=== Problem requirements ===
The records below are to be repeated in full, exactly as they are.

— BEGIN —

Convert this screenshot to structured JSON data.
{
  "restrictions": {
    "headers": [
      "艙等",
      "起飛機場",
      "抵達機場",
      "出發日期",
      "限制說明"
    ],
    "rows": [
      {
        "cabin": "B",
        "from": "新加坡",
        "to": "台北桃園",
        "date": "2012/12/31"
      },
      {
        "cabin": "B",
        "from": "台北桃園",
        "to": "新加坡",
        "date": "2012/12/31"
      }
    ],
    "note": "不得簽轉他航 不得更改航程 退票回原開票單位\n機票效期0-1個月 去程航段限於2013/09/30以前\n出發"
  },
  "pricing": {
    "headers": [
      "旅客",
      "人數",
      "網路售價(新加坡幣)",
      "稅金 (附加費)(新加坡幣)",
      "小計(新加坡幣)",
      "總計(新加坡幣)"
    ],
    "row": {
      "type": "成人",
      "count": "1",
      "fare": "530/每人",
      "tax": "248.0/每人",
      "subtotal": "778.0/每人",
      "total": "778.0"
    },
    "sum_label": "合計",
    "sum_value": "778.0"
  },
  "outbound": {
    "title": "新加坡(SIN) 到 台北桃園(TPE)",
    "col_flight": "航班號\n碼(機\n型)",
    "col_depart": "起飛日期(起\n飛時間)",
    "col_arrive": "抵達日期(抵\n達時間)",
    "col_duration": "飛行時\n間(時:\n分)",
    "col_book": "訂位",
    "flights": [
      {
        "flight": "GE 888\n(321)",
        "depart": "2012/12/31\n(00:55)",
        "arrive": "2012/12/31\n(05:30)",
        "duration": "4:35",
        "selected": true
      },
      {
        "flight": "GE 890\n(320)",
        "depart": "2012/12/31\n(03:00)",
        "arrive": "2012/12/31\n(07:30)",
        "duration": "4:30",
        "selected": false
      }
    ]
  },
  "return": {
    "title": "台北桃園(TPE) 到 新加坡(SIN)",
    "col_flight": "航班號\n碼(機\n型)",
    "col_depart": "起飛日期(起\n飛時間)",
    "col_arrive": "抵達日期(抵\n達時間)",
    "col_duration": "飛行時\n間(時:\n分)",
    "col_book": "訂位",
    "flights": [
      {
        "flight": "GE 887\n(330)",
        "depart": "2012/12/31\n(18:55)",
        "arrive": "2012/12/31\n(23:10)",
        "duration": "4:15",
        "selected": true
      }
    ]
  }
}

— END —

=== Exercise response ===
Convert this screenshot to structured JSON data.
{
  "restrictions": {
    "headers": [
      "艙等",
      "起飛機場",
      "抵達機場",
      "出發日期",
      "限制說明"
    ],
    "rows": [
      {
        "cabin": "B",
        "from": "新加坡",
        "to": "台北桃園",
        "date": "2012/12/31"
      },
      {
        "cabin": "B",
        "from": "台北桃園",
        "to": "新加坡",
        "date": "2012/12/31"
      }
    ],
    "note": "不得簽轉他航 不得更改航程 退票回原開票單位\n機票效期0-1個月 去程航段限於2013/09/30以前\n出發"
  },
  "pricing": {
    "headers": [
      "旅客",
      "人數",
      "網路售價(新加坡幣)",
      "稅金 (附加費)(新加坡幣)",
      "小計(新加坡幣)",
      "總計(新加坡幣)"
    ],
    "row": {
      "type": "成人",
      "count": "1",
      "fare": "530/每人",
      "tax": "248.0/每人",
      "subtotal": "778.0/每人",
      "total": "778.0"
    },
    "sum_label": "合計",
    "sum_value": "778.0"
  },
  "outbound": {
    "title": "新加坡(SIN) 到 台北桃園(TPE)",
    "col_flight": "航班號\n碼(機\n型)",
    "col_depart": "起飛日期(起\n飛時間)",
    "col_arrive": "抵達日期(抵\n達時間)",
    "col_duration": "飛行時\n間(時:\n分)",
    "col_book": "訂位",
    "flights": [
      {
        "flight": "GE 888\n(321)",
        "depart": "2012/12/31\n(00:55)",
        "arrive": "2012/12/31\n(05:30)",
        "duration": "4:35",
        "selected": true
      },
      {
        "flight": "GE 890\n(320)",
        "depart": "2012/12/31\n(03:00)",
        "arrive": "2012/12/31\n(07:30)",
        "duration": "4:30",
        "selected": false
      }
    ]
  },
  "return": {
    "title": "台北桃園(TPE) 到 新加坡(SIN)",
    "col_flight": "航班號\n碼(機\n型)",
    "col_depart": "起飛日期(起\n飛時間)",
    "col_arrive": "抵達日期(抵\n達時間)",
    "col_duration": "飛行時\n間(時:\n分)",
    "col_book": "訂位",
    "flights": [
      {
        "flight": "GE 887\n(330)",
        "depart": "2012/12/31\n(18:55)",
        "arrive": "2012/12/31\n(23:10)",
        "duration": "4:15",
        "selected": true
      }
    ]
  }
}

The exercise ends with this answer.